*EXERCISE DETAILS*
Scan the lines below for the word "Methods". Copy each line you find it in.

[Dataset records]
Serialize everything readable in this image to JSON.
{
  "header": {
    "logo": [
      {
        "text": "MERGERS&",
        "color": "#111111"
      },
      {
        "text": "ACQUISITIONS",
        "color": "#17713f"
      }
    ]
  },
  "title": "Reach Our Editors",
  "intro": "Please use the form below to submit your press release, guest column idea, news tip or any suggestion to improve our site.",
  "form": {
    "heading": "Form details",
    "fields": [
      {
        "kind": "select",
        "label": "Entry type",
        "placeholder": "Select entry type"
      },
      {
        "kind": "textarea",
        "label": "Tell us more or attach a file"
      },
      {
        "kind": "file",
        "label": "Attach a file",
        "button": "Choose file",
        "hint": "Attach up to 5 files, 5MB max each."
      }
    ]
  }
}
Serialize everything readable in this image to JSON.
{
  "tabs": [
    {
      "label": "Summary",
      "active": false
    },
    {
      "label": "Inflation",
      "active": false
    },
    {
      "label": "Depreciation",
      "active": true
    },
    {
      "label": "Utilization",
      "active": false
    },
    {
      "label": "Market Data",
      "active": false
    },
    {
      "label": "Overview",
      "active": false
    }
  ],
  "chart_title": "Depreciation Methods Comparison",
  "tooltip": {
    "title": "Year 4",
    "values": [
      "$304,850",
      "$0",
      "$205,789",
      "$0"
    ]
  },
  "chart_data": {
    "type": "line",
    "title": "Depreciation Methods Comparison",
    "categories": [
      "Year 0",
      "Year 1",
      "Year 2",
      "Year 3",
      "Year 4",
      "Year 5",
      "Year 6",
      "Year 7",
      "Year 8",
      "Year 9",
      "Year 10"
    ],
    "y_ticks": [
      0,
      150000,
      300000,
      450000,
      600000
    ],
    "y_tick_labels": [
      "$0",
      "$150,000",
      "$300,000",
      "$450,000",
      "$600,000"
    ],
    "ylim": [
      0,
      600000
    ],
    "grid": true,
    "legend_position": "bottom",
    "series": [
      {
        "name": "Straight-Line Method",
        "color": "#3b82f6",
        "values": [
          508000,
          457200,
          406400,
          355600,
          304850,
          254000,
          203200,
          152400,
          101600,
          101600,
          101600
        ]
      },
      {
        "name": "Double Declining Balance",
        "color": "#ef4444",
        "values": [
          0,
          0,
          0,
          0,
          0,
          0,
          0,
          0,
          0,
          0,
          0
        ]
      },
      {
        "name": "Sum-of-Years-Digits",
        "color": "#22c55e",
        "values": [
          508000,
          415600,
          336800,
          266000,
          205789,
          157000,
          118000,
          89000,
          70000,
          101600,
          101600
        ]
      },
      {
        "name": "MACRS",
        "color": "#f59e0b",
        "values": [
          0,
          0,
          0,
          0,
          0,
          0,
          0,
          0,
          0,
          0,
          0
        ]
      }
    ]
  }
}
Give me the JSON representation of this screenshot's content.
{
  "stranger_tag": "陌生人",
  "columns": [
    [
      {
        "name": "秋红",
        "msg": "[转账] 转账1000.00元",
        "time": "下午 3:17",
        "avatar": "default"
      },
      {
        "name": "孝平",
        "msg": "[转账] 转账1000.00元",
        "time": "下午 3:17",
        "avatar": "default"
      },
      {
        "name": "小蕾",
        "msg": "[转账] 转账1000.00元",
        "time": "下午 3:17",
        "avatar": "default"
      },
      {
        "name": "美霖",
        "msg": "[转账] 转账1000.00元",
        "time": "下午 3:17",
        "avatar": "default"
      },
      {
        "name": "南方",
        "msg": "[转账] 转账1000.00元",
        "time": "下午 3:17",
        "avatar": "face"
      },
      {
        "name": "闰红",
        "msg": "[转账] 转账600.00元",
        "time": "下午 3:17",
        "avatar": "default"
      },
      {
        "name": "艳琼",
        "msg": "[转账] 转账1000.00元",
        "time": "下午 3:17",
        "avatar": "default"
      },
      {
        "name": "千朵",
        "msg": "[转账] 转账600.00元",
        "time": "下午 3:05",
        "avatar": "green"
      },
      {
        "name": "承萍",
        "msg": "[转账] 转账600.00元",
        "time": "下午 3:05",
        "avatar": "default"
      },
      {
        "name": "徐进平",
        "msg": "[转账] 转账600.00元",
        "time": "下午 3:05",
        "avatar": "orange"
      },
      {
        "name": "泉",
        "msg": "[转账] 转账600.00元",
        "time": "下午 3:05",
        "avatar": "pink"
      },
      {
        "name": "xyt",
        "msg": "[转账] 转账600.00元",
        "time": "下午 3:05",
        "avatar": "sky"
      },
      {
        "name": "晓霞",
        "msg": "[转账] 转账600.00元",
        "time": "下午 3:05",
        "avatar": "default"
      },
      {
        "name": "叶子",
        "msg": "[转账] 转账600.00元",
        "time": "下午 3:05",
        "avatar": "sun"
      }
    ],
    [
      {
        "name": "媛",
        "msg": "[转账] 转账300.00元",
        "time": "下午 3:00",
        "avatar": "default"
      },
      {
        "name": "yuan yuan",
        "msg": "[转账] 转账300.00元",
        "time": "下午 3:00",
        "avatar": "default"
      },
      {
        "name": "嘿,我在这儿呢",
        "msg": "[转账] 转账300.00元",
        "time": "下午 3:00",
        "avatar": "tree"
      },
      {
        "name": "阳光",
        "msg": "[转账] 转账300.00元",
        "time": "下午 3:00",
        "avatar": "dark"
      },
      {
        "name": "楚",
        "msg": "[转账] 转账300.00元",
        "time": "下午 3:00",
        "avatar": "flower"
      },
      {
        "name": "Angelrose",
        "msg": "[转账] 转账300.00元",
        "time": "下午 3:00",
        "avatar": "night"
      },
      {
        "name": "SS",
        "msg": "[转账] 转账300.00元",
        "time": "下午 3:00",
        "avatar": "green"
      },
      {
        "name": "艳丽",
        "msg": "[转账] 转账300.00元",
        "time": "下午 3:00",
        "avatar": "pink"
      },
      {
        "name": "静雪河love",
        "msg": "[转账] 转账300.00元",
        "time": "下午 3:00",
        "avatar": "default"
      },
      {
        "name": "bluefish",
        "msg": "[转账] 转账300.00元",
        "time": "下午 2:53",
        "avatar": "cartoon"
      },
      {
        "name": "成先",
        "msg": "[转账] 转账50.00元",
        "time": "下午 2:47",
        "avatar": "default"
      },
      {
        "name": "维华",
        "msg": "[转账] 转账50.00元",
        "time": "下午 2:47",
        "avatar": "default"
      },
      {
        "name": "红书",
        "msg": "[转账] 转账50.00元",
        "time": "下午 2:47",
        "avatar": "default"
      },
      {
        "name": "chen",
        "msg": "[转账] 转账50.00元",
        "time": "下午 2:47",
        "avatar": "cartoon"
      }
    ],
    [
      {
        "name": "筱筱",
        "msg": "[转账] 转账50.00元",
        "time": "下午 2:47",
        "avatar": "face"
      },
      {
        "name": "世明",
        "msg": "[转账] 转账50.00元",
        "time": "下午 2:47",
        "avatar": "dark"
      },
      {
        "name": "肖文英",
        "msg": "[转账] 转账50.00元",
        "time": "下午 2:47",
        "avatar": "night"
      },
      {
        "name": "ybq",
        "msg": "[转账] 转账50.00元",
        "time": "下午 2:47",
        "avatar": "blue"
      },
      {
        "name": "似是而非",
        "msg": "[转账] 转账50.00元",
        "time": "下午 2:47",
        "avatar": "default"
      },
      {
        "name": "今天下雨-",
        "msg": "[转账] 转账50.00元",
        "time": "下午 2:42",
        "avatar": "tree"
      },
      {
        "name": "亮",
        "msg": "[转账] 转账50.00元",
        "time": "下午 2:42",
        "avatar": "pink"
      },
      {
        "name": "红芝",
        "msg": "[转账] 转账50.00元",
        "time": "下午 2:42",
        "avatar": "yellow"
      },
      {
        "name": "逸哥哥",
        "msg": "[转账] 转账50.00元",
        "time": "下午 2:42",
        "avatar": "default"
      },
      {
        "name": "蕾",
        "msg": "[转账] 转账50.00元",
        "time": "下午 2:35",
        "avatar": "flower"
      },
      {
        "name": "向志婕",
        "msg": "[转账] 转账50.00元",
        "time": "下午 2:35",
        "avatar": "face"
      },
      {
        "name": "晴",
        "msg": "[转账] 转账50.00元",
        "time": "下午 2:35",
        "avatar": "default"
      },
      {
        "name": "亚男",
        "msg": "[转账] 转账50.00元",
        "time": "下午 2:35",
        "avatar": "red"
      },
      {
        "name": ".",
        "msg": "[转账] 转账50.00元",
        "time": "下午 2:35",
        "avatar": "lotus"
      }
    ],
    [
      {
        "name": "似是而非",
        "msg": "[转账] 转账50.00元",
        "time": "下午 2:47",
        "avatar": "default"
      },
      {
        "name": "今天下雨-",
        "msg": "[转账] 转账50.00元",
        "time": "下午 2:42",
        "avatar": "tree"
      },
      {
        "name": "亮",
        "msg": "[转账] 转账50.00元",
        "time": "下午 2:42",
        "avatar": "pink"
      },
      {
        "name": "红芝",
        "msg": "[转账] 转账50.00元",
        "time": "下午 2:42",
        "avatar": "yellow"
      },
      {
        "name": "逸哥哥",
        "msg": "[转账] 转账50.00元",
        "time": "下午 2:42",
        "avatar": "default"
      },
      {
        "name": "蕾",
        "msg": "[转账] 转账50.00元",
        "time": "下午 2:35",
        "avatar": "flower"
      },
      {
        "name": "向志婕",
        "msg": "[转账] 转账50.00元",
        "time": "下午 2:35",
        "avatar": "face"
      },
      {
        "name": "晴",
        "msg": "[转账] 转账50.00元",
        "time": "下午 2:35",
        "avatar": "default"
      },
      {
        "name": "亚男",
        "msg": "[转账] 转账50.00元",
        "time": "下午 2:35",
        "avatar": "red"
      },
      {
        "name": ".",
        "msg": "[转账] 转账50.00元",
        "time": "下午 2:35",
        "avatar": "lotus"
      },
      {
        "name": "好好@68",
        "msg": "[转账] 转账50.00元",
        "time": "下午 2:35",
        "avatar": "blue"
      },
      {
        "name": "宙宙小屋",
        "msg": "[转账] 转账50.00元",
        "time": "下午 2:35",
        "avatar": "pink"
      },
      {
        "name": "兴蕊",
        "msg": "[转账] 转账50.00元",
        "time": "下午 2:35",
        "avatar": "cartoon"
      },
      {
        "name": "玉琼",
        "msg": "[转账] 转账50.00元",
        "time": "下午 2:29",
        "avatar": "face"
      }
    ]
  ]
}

*TASK ANSWER*
  "chart_title": "Depreciation Methods Comparison",
    "title": "Depreciation Methods Comparison",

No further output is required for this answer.